◆ **Task instructions**: Scan the lines below; pull out those with "ffffff".

[Start]

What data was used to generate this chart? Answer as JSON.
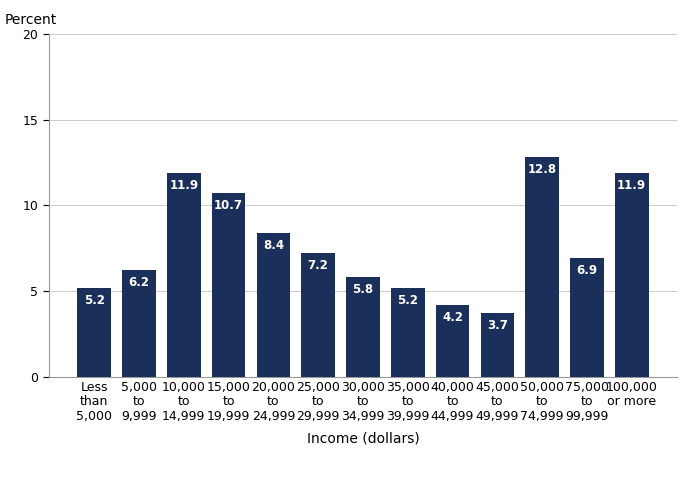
{
  "categories": [
    "Less\nthan\n5,000",
    "5,000\nto\n9,999",
    "10,000\nto\n14,999",
    "15,000\nto\n19,999",
    "20,000\nto\n24,999",
    "25,000\nto\n29,999",
    "30,000\nto\n34,999",
    "35,000\nto\n39,999",
    "40,000\nto\n44,999",
    "45,000\nto\n49,999",
    "50,000\nto\n74,999",
    "75,000\nto\n99,999",
    "100,000\nor more"
  ],
  "values": [
    5.2,
    6.2,
    11.9,
    10.7,
    8.4,
    7.2,
    5.8,
    5.2,
    4.2,
    3.7,
    12.8,
    6.9,
    11.9
  ],
  "bar_color": "#1a2f5a",
  "label_color": "#ffffff",
  "percent_label": "Percent",
  "xlabel": "Income (dollars)",
  "ylim": [
    0,
    20
  ],
  "yticks": [
    0,
    5,
    10,
    15,
    20
  ],
  "bar_label_fontsize": 8.5,
  "axis_label_fontsize": 10,
  "tick_label_fontsize": 9,
  "percent_fontsize": 10,
  "background_color": "#ffffff",
  "grid_color": "#cccccc"
}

[End]

◆ **Complete response**:
  "label_color": "#ffffff",
  "background_color": "#ffffff",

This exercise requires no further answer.